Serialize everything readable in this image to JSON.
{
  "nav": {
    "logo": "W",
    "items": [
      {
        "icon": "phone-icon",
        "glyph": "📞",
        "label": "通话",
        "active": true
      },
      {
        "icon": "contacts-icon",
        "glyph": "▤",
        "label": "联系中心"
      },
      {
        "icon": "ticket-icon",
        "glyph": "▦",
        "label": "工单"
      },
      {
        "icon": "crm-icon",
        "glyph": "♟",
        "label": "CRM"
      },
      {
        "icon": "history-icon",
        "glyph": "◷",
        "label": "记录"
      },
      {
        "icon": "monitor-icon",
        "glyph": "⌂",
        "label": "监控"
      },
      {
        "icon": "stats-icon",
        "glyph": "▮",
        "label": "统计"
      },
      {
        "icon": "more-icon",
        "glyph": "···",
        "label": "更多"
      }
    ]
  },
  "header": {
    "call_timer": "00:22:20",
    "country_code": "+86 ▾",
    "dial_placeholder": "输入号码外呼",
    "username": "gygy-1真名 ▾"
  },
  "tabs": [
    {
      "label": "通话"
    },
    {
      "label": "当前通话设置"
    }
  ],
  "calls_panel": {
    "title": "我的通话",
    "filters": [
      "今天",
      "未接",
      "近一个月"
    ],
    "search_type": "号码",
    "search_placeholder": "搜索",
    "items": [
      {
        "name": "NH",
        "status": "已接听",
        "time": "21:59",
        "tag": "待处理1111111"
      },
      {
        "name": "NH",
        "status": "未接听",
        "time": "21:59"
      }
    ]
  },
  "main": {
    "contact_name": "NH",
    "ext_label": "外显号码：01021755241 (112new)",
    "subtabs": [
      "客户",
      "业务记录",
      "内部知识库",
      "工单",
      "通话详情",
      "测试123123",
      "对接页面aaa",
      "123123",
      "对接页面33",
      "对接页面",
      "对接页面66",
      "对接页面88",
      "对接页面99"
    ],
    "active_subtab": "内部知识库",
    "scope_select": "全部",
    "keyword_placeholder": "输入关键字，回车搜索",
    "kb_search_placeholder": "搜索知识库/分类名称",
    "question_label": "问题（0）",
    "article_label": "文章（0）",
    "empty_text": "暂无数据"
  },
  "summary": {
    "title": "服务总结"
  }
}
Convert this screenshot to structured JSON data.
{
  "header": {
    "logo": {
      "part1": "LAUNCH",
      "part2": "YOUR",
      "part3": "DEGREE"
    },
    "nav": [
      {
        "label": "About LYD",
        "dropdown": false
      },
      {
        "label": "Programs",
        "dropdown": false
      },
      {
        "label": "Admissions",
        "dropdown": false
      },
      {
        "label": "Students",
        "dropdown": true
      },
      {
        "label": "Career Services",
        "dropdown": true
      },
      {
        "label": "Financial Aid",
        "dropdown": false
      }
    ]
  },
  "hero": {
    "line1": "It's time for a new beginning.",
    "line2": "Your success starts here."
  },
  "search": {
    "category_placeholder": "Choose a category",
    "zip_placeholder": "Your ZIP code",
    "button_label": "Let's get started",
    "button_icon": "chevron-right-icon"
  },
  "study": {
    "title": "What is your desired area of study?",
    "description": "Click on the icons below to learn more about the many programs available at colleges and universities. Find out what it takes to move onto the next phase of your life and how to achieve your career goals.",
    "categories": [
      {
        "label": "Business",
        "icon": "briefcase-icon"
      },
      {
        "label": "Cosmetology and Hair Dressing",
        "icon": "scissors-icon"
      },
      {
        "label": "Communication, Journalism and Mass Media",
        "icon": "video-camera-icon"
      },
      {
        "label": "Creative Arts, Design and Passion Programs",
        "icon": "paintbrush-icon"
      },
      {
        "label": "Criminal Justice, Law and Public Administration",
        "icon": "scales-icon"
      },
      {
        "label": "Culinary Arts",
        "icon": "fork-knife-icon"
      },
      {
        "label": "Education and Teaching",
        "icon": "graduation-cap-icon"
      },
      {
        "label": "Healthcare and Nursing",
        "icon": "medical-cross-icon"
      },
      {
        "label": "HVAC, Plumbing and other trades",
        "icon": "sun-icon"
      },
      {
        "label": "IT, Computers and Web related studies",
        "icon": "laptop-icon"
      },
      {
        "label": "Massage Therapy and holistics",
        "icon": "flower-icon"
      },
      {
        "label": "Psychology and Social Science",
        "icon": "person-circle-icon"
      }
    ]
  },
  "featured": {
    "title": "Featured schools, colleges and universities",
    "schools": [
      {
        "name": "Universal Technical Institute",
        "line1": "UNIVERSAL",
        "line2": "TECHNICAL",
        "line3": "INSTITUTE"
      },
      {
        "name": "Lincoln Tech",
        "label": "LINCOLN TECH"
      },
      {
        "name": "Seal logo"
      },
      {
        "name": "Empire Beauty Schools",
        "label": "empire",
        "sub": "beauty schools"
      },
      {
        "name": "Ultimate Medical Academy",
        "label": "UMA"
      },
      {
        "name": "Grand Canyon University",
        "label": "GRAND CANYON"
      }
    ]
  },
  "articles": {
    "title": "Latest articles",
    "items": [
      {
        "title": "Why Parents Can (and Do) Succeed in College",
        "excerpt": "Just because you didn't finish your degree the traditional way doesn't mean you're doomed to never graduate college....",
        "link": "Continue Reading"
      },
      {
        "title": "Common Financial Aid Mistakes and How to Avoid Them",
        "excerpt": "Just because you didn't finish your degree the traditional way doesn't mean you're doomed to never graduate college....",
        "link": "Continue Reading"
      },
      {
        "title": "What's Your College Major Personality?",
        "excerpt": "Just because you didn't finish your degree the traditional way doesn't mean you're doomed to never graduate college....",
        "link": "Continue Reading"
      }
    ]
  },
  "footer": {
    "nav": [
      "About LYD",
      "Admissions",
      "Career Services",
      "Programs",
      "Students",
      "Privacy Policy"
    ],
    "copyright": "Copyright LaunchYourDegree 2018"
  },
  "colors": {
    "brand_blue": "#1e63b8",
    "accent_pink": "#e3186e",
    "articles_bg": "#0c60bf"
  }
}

▶ _WHAT THE TASK REQUIRES_:
Search the lines for the string "Services" and copy every line that has it.

▶ _SOLUTION TO THIS EXERCISE_:
        "label": "Career Services",
      "Career Services",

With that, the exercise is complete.